### Instruction
Please list all lines of the material below in which the string "переподготовки" occurs.

[Extracted data entries]
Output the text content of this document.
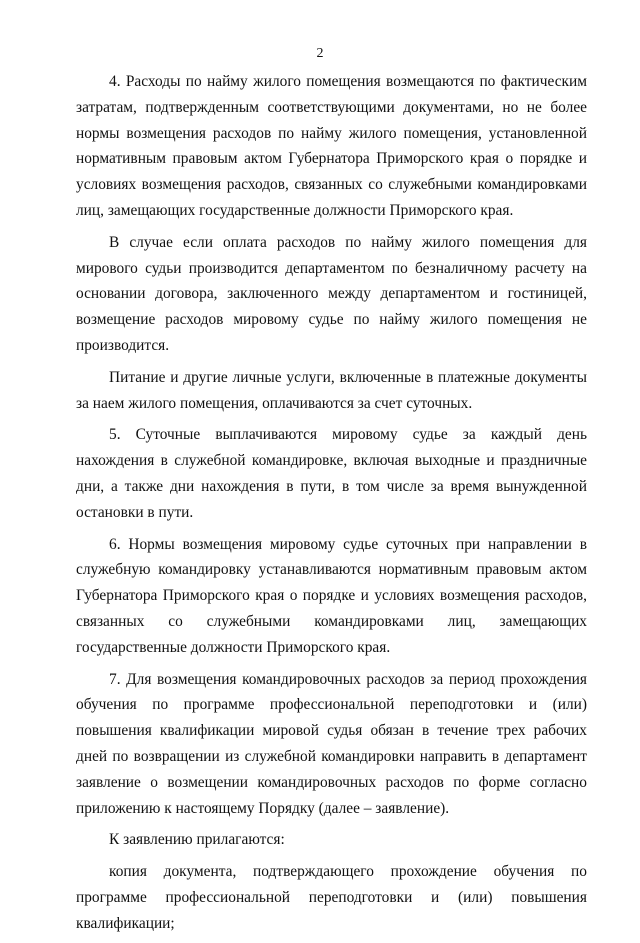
2

4. Расходы по найму жилого помещения возмещаются по фактическим затратам, подтвержденным соответствующими документами, но не более нормы возмещения расходов по найму жилого помещения, установленной нормативным правовым актом Губернатора Приморского края о порядке и условиях возмещения расходов, связанных со служебными командировками лиц, замещающих государственные должности Приморского края.

В случае если оплата расходов по найму жилого помещения для мирового судьи производится департаментом по безналичному расчету на основании договора, заключенного между департаментом и гостиницей, возмещение расходов мировому судье по найму жилого помещения не производится.

Питание и другие личные услуги, включенные в платежные документы за наем жилого помещения, оплачиваются за счет суточных.

5. Суточные выплачиваются мировому судье за каждый день нахождения в служебной командировке, включая выходные и праздничные дни, а также дни нахождения в пути, в том числе за время вынужденной остановки в пути.

6. Нормы возмещения мировому судье суточных при направлении в служебную командировку устанавливаются нормативным правовым актом Губернатора Приморского края о порядке и условиях возмещения расходов, связанных со служебными командировками лиц, замещающих государственные должности Приморского края.

7. Для возмещения командировочных расходов за период прохождения обучения по программе профессиональной переподготовки и (или) повышения квалификации мировой судья обязан в течение трех рабочих дней по возвращении из служебной командировки направить в департамент заявление о возмещении командировочных расходов по форме согласно приложению к настоящему Порядку (далее – заявление).

К заявлению прилагаются:

копия документа, подтверждающего прохождение обучения по программе профессиональной переподготовки и (или) повышения квалификации;
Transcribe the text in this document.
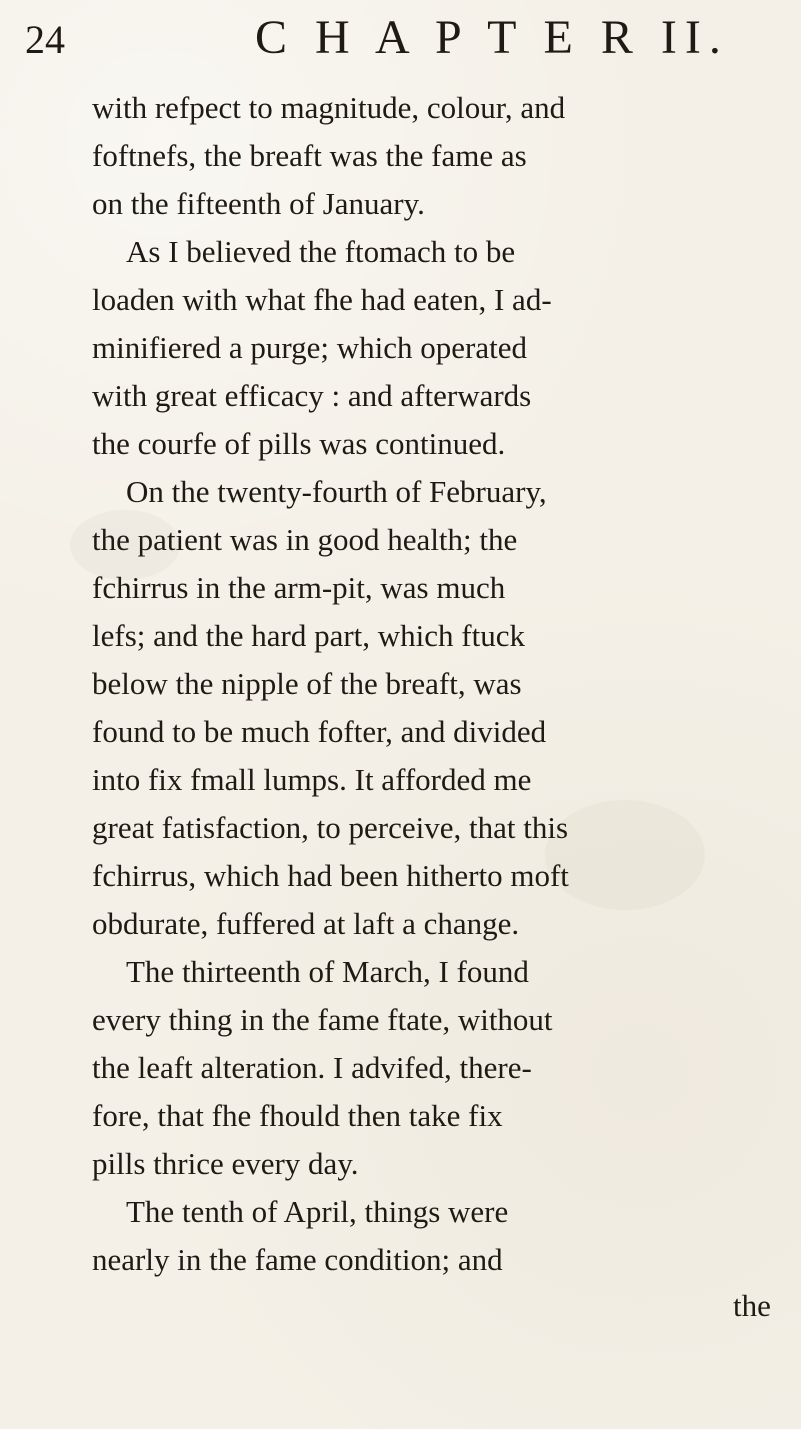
24	C H A P T E R II.
with refpect to magnitude, colour, and
foftnefs, the breaft was the fame as
on the fifteenth of January.
As I believed the ftomach to be
loaden with what fhe had eaten, I ad-
minifiered a purge; which operated
with great efficacy : and afterwards
the courfe of pills was continued.
On the twenty-fourth of February,
the patient was in good health; the
fchirrus in the arm-pit, was much
lefs; and the hard part, which ftuck
below the nipple of the breaft, was
found to be much fofter, and divided
into fix fmall lumps. It afforded me
great fatisfaction, to perceive, that this
fchirrus, which had been hitherto moft
obdurate, fuffered at laft a change.
The thirteenth of March, I found
every thing in the fame ftate, without
the leaft alteration. I advifed, there-
fore, that fhe fhould then take fix
pills thrice every day.
The tenth of April, things were
nearly in the fame condition; and
the
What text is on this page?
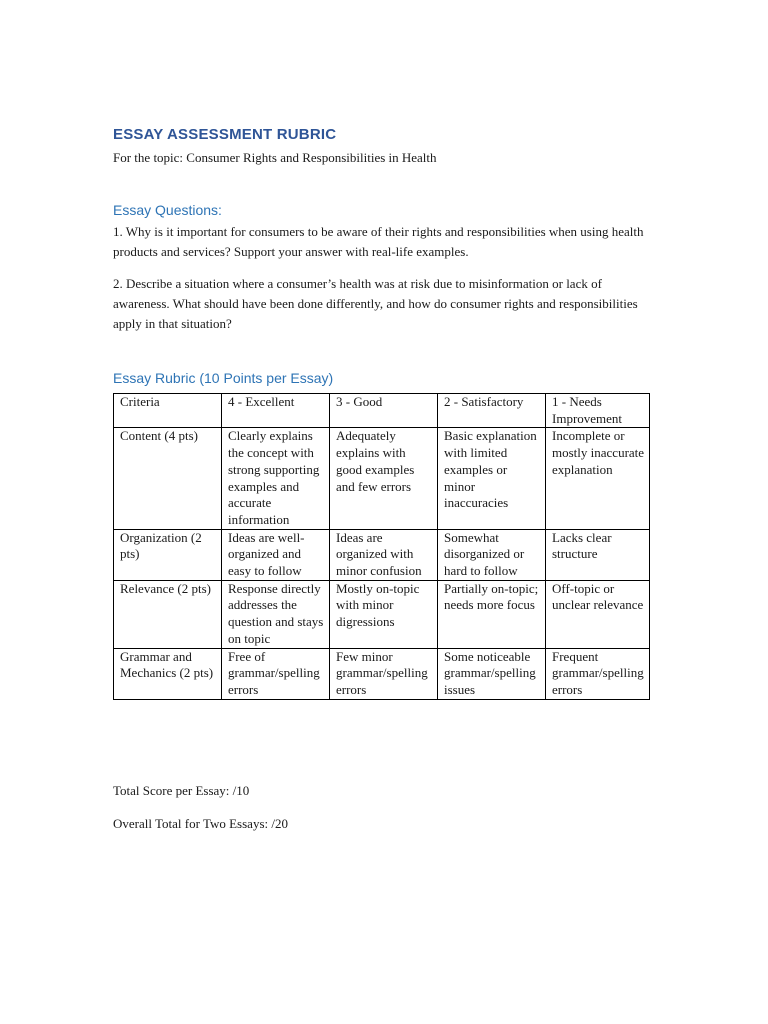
ESSAY ASSESSMENT RUBRIC
For the topic: Consumer Rights and Responsibilities in Health
Essay Questions:
1. Why is it important for consumers to be aware of their rights and responsibilities when using health products and services? Support your answer with real-life examples.
2. Describe a situation where a consumer’s health was at risk due to misinformation or lack of awareness. What should have been done differently, and how do consumer rights and responsibilities apply in that situation?
Essay Rubric (10 Points per Essay)
Criteria	4 - Excellent	3 - Good	2 - Satisfactory	1 - Needs Improvement
Content (4 pts)	Clearly explains the concept with strong supporting examples and accurate information	Adequately explains with good examples and few errors	Basic explanation with limited examples or minor inaccuracies	Incomplete or mostly inaccurate explanation
Organization (2 pts)	Ideas are well-organized and easy to follow	Ideas are organized with minor confusion	Somewhat disorganized or hard to follow	Lacks clear structure
Relevance (2 pts)	Response directly addresses the question and stays on topic	Mostly on-topic with minor digressions	Partially on-topic; needs more focus	Off-topic or unclear relevance
Grammar and Mechanics (2 pts)	Free of grammar/spelling errors	Few minor grammar/spelling errors	Some noticeable grammar/spelling issues	Frequent grammar/spelling errors
Total Score per Essay: /10
Overall Total for Two Essays: /20
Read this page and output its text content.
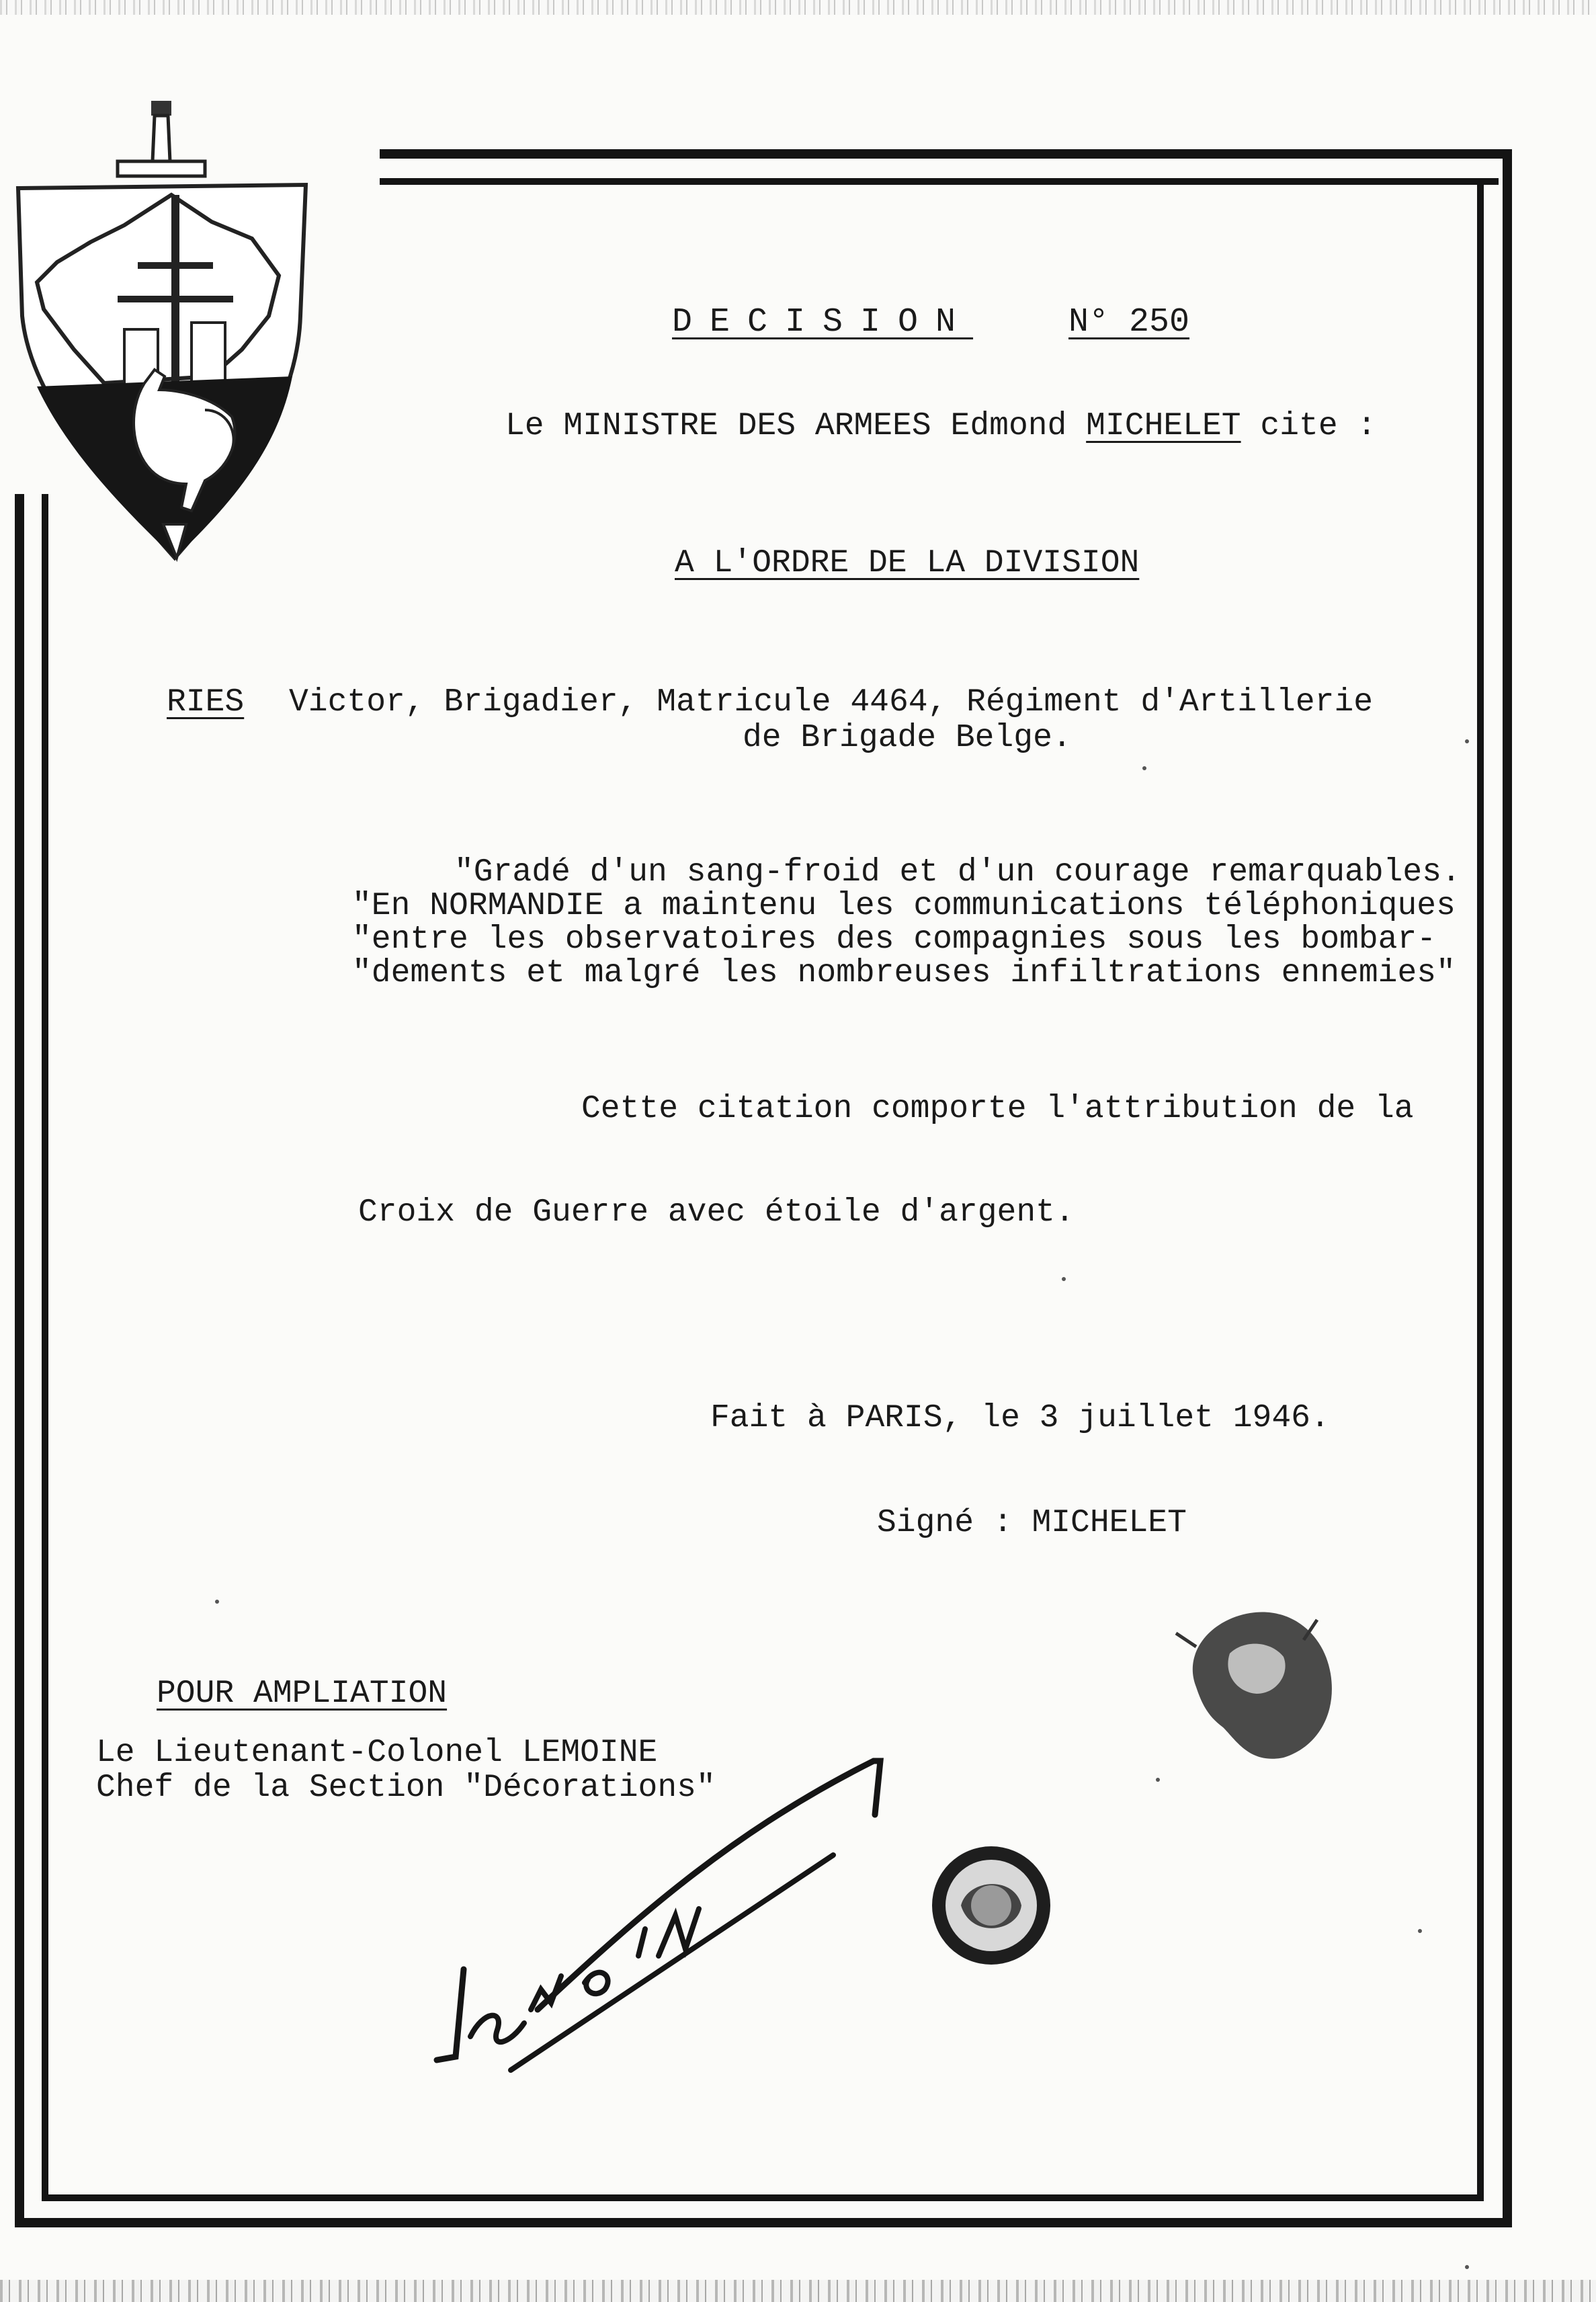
DECISION	N° 250
Le MINISTRE DES ARMEES Edmond MICHELET cite :
A L'ORDRE DE LA DIVISION
RIES Victor, Brigadier, Matricule 4464, Régiment d'Artillerie
de Brigade Belge.
"Gradé d'un sang-froid et d'un courage remarquables.
"En NORMANDIE a maintenu les communications téléphoniques
"entre les observatoires des compagnies sous les bombar-
"dements et malgré les nombreuses infiltrations ennemies"
Cette citation comporte l'attribution de la
Croix de Guerre avec étoile d'argent.
Fait à PARIS, le 3 juillet 1946.
Signé : MICHELET
POUR AMPLIATION
Le Lieutenant-Colonel LEMOINE
Chef de la Section "Décorations"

### Written answer
7. Для возмещения командировочных расходов за период прохождения обучения по программе профессиональной переподготовки и (или) повышения квалификации мировой судья обязан в течение трех рабочих дней по возвращении из служебной командировки направить в департамент заявление о возмещении командировочных расходов по форме согласно приложению к настоящему Порядку (далее – заявление).
копия документа, подтверждающего прохождение обучения по программе профессиональной переподготовки и (или) повышения квалификации;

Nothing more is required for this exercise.